_WHAT THE TASK REQUIRES:_
Extract the records below word for word and ignore the images.

_Records from a collection of figures:_
------------
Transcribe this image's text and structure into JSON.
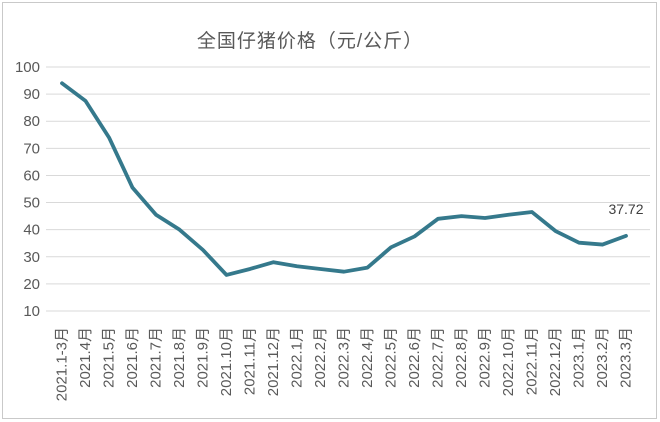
{
  "chart": {
    "title": "全国仔猪价格（元/公斤）",
    "last_point_label": "37.72",
    "colors": {
      "line": "#35798C",
      "grid": "#D9D9D9",
      "axis_text": "#595959",
      "title_text": "#595959",
      "data_label": "#3F3F3F",
      "frame_border": "#C9C9C9",
      "background": "#FFFFFF"
    }
  },
  "chart_data": {
    "type": "line",
    "title": "全国仔猪价格（元/公斤）",
    "xlabel": "",
    "ylabel": "",
    "ylim": [
      10,
      100
    ],
    "yticks": [
      100,
      90,
      80,
      70,
      60,
      50,
      40,
      30,
      20,
      10
    ],
    "grid": "horizontal-only",
    "legend": "none",
    "marker": "none",
    "categories": [
      "2021.1-3月",
      "2021.4月",
      "2021.5月",
      "2021.6月",
      "2021.7月",
      "2021.8月",
      "2021.9月",
      "2021.10月",
      "2021.11月",
      "2021.12月",
      "2022.1月",
      "2022.2月",
      "2022.3月",
      "2022.4月",
      "2022.5月",
      "2022.6月",
      "2022.7月",
      "2022.8月",
      "2022.9月",
      "2022.10月",
      "2022.11月",
      "2022.12月",
      "2023.1月",
      "2023.2月",
      "2023.3月"
    ],
    "series": [
      {
        "name": "全国仔猪价格",
        "values": [
          94,
          87.5,
          74,
          55.5,
          45.5,
          40,
          32.5,
          23.3,
          25.5,
          28,
          26.5,
          25.5,
          24.5,
          26,
          33.5,
          37.5,
          44,
          45,
          44.3,
          45.5,
          46.5,
          39.5,
          35.2,
          34.5,
          37.72
        ]
      }
    ],
    "data_labels": {
      "last_point": "37.72"
    }
  }
}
------------
_ANSWER BELOW:_
Transcribe this image's text and structure into JSON.
{
  "chart": {
    "title": "全国仔猪价格（元/公斤）",
    "last_point_label": "37.72",
    "colors": {
      "line": "#35798C",
      "grid": "#D9D9D9",
      "axis_text": "#595959",
      "title_text": "#595959",
      "data_label": "#3F3F3F",
      "frame_border": "#C9C9C9",
      "background": "#FFFFFF"
    }
  },
  "chart_data": {
    "type": "line",
    "title": "全国仔猪价格（元/公斤）",
    "xlabel": "",
    "ylabel": "",
    "ylim": [
      10,
      100
    ],
    "yticks": [
      100,
      90,
      80,
      70,
      60,
      50,
      40,
      30,
      20,
      10
    ],
    "grid": "horizontal-only",
    "legend": "none",
    "marker": "none",
    "categories": [
      "2021.1-3月",
      "2021.4月",
      "2021.5月",
      "2021.6月",
      "2021.7月",
      "2021.8月",
      "2021.9月",
      "2021.10月",
      "2021.11月",
      "2021.12月",
      "2022.1月",
      "2022.2月",
      "2022.3月",
      "2022.4月",
      "2022.5月",
      "2022.6月",
      "2022.7月",
      "2022.8月",
      "2022.9月",
      "2022.10月",
      "2022.11月",
      "2022.12月",
      "2023.1月",
      "2023.2月",
      "2023.3月"
    ],
    "series": [
      {
        "name": "全国仔猪价格",
        "values": [
          94,
          87.5,
          74,
          55.5,
          45.5,
          40,
          32.5,
          23.3,
          25.5,
          28,
          26.5,
          25.5,
          24.5,
          26,
          33.5,
          37.5,
          44,
          45,
          44.3,
          45.5,
          46.5,
          39.5,
          35.2,
          34.5,
          37.72
        ]
      }
    ],
    "data_labels": {
      "last_point": "37.72"
    }
  }
}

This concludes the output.